# [Task material]

★ ★ ★ ★ ★ ★ ★

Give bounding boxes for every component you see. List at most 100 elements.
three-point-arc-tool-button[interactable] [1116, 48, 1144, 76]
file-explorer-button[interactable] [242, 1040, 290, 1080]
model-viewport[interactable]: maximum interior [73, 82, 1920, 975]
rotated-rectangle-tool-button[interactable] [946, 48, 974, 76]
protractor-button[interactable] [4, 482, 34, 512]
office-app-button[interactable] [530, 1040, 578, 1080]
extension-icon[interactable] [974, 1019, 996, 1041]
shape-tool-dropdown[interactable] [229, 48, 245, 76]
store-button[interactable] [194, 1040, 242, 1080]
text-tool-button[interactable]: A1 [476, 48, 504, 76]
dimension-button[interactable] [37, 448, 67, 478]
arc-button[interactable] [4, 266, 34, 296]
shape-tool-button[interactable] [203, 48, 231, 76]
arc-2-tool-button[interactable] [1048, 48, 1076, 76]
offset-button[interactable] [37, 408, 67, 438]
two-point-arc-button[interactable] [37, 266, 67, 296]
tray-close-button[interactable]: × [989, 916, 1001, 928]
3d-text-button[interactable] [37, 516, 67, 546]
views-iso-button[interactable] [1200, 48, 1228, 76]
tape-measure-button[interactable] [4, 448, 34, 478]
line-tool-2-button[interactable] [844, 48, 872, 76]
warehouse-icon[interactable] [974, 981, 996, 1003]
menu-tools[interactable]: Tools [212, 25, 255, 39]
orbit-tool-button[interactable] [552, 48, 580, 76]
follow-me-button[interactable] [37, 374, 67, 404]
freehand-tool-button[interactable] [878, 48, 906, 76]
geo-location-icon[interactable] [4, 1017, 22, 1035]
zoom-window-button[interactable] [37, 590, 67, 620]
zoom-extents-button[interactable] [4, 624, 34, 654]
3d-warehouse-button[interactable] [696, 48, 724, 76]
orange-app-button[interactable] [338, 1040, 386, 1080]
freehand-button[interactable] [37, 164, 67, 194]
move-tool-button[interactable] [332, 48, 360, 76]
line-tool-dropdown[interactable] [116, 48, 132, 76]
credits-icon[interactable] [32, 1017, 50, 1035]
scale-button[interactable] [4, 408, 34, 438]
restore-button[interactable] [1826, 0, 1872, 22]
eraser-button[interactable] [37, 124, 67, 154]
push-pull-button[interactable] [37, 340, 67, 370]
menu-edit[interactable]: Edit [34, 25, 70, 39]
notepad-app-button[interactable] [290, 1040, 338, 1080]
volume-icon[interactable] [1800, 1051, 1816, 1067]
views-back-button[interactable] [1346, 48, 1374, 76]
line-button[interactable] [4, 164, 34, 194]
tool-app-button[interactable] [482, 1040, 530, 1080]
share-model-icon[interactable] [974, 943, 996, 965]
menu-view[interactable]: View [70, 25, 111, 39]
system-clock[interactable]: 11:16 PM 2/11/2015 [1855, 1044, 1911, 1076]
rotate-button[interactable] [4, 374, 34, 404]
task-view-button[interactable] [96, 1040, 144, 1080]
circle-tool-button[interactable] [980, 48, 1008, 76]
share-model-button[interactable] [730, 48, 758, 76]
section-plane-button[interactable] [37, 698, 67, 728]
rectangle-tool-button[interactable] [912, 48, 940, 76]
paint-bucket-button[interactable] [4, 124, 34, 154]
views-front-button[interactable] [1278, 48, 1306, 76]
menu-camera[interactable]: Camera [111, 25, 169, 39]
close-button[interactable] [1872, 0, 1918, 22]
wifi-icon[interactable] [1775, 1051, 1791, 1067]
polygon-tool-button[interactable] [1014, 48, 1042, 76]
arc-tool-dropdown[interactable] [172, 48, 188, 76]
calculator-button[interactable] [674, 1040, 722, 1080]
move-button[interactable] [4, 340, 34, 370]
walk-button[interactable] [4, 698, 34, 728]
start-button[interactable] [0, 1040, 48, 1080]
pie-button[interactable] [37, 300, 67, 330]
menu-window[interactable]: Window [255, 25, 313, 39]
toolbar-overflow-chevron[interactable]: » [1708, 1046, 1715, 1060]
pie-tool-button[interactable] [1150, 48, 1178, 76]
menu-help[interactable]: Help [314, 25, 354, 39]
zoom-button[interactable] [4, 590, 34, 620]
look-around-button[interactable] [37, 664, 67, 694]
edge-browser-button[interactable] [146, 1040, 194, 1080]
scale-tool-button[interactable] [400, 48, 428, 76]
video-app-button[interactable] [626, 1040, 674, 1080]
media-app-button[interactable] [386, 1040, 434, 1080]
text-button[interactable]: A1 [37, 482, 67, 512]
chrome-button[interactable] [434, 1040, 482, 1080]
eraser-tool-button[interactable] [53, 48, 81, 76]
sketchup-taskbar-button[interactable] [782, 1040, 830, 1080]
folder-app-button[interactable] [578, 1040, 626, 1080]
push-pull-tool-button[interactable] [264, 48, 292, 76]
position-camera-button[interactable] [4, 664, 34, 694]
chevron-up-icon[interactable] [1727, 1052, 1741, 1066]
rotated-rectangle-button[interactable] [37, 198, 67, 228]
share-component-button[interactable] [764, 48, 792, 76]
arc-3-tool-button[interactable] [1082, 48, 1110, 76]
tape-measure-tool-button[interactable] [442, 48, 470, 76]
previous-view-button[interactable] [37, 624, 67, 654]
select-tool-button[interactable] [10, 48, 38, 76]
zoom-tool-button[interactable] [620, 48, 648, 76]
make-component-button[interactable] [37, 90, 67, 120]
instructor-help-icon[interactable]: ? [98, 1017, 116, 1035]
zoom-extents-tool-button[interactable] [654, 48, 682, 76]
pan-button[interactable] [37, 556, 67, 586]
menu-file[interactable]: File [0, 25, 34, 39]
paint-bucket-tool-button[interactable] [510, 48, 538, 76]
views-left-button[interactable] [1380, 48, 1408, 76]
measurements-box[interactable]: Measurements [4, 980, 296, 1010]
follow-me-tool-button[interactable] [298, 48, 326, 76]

★ ★ ★ ★ ★ ★ ★

# [Exercise task]
Please count the lines in the entries above that contain the string "help" and reply with only that number.

# [Output below]
2